Read the entries below and pull out each line with the string "location".
───── GIVEN DATA
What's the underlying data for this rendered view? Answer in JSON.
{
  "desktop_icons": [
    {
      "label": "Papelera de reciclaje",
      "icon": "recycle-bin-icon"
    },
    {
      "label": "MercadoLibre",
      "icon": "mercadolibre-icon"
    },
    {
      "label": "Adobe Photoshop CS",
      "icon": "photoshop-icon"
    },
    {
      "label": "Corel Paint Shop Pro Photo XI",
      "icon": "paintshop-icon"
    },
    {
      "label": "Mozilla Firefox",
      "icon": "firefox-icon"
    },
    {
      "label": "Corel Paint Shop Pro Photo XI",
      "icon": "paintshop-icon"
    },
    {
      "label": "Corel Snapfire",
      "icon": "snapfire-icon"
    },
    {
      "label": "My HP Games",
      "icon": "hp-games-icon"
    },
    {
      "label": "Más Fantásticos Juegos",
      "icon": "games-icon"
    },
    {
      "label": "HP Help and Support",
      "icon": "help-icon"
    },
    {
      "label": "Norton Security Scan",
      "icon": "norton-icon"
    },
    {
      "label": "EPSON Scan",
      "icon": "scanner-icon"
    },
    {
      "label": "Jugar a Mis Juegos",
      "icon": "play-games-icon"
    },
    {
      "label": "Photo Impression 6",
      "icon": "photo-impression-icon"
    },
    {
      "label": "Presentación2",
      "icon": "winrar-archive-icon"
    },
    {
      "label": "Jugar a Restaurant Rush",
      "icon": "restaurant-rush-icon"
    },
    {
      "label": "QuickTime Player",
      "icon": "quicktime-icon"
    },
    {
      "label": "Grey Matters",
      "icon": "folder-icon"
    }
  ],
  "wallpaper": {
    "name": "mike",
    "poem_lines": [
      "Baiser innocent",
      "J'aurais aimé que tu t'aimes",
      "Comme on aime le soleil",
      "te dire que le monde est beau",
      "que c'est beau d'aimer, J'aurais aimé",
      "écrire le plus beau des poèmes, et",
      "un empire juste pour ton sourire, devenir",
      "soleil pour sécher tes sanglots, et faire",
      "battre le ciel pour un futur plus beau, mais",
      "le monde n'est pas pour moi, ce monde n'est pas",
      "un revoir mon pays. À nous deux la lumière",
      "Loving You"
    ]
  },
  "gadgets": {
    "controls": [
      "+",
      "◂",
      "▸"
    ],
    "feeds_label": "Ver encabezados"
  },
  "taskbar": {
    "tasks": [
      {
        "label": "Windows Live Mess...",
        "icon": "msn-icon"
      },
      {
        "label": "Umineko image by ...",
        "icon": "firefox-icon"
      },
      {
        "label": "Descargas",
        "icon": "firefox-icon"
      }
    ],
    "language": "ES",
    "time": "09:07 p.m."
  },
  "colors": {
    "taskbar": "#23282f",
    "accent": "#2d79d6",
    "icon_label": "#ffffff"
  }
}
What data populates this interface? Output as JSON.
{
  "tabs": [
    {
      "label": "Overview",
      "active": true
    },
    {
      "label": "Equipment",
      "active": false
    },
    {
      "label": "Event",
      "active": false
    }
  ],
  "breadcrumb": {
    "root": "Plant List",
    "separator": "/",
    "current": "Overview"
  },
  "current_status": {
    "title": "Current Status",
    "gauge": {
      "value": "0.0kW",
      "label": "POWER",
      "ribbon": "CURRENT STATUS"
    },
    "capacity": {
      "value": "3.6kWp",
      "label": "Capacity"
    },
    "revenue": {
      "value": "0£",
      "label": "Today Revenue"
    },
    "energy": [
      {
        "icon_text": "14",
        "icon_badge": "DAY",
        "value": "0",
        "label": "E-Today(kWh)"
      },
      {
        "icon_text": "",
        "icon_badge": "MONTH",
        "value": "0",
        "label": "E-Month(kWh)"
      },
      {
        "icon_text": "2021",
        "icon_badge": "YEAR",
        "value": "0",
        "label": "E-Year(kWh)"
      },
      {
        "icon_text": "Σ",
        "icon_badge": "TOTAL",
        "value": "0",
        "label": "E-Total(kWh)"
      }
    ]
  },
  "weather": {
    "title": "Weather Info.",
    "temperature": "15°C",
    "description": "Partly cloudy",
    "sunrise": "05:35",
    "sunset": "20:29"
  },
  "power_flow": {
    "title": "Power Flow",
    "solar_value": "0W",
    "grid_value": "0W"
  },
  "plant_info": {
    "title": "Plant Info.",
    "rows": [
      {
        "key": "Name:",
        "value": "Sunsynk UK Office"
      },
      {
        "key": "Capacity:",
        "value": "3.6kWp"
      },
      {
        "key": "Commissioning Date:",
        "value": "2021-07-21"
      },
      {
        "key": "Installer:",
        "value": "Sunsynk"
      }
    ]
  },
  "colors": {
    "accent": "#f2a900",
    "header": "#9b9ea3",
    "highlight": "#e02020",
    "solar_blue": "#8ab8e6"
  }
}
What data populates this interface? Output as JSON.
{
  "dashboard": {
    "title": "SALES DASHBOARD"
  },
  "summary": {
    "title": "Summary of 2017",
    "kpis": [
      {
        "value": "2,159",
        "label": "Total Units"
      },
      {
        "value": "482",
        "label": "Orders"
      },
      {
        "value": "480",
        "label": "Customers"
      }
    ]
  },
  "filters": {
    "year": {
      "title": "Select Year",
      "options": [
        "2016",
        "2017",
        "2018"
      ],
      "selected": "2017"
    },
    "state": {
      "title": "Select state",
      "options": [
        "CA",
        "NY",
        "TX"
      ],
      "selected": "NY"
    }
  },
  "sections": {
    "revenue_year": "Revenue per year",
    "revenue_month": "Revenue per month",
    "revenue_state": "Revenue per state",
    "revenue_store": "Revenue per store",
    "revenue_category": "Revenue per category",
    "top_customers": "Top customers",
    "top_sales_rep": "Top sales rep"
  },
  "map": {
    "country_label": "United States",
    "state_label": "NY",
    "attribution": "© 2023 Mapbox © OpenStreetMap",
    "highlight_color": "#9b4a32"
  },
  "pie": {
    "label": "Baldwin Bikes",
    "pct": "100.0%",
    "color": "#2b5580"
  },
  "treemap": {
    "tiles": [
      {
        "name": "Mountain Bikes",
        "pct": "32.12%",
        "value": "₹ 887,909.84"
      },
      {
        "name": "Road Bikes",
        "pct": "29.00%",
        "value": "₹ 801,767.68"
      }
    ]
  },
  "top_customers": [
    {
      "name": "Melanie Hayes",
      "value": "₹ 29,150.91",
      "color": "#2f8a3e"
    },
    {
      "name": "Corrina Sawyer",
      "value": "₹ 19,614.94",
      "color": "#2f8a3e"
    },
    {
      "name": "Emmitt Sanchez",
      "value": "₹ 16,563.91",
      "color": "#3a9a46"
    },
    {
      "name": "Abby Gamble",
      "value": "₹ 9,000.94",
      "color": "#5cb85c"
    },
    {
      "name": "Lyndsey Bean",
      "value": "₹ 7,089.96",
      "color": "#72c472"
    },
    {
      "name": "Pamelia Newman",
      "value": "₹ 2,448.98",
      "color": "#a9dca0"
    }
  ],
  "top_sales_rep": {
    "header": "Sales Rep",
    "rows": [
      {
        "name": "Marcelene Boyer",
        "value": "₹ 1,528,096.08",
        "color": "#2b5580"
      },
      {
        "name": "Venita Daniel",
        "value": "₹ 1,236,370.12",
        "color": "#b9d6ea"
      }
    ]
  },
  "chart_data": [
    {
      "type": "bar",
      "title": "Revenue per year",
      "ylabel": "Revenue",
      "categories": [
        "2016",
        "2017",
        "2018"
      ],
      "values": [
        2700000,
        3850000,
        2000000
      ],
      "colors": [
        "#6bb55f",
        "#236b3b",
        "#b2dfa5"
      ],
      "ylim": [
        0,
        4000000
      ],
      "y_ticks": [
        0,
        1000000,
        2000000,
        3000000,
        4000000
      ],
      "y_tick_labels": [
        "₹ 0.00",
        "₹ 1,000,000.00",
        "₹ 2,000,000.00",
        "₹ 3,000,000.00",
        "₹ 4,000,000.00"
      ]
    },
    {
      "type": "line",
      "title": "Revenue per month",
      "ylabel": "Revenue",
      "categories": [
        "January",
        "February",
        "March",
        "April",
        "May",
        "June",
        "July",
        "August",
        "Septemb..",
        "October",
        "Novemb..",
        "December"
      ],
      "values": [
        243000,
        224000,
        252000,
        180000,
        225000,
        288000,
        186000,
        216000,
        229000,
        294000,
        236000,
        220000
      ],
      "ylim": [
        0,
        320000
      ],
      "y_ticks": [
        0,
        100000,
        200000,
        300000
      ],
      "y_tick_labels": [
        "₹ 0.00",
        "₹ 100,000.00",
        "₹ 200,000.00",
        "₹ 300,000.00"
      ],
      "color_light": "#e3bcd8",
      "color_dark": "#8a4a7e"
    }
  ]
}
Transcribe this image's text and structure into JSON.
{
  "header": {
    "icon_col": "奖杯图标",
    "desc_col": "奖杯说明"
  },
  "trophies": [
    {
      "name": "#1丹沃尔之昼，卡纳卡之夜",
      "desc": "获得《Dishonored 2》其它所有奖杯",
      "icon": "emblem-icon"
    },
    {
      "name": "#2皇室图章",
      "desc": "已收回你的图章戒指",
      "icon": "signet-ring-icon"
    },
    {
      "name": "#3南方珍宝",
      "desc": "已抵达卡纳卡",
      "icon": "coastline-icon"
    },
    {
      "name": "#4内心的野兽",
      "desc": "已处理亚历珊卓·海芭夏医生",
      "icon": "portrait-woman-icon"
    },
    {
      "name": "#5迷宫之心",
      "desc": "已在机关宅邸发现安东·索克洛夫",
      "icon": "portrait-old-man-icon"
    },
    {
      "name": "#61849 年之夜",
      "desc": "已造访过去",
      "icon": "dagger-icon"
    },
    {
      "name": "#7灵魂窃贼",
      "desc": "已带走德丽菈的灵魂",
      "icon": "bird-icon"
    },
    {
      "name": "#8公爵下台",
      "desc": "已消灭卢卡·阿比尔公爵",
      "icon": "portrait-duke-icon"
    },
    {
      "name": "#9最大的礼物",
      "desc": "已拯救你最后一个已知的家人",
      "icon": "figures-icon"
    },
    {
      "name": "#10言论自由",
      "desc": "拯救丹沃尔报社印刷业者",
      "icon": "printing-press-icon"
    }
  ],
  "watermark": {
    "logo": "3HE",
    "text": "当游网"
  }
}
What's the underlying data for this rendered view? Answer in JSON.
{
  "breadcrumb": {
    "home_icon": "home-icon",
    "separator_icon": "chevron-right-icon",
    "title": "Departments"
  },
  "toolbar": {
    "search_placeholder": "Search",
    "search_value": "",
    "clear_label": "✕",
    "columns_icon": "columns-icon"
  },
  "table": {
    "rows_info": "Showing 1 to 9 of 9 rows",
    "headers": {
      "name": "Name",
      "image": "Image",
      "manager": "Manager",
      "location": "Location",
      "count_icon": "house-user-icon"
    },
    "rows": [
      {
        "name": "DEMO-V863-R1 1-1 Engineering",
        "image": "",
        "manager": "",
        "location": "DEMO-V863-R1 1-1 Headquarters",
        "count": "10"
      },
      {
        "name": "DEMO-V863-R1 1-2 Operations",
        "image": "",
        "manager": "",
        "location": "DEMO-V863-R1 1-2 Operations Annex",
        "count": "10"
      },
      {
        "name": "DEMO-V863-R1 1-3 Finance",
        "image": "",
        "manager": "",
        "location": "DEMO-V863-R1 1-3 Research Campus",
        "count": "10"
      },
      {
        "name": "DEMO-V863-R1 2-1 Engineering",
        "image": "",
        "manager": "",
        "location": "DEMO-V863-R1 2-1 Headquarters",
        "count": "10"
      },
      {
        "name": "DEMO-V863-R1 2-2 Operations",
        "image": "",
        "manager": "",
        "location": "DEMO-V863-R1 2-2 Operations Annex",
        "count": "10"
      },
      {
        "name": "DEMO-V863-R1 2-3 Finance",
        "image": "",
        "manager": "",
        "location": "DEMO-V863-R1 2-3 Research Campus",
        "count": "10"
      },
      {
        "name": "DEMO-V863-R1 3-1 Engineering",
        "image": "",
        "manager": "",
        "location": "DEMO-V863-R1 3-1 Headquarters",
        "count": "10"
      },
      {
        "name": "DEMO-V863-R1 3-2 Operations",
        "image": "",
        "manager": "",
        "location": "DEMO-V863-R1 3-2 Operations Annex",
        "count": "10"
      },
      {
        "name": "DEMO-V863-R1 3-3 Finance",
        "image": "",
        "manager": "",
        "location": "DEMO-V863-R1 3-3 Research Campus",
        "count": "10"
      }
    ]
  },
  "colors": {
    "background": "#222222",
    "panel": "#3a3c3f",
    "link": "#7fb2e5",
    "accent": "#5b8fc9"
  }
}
──────────
■ ANSWER IN FULL ■
      "location": "Location",
        "location": "DEMO-V863-R1 1-1 Headquarters",
        "location": "DEMO-V863-R1 1-2 Operations Annex",
        "location": "DEMO-V863-R1 1-3 Research Campus",
        "location": "DEMO-V863-R1 2-1 Headquarters",
        "location": "DEMO-V863-R1 2-2 Operations Annex",
        "location": "DEMO-V863-R1 2-3 Research Campus",
        "location": "DEMO-V863-R1 3-1 Headquarters",
        "location": "DEMO-V863-R1 3-2 Operations Annex",
        "location": "DEMO-V863-R1 3-3 Research Campus",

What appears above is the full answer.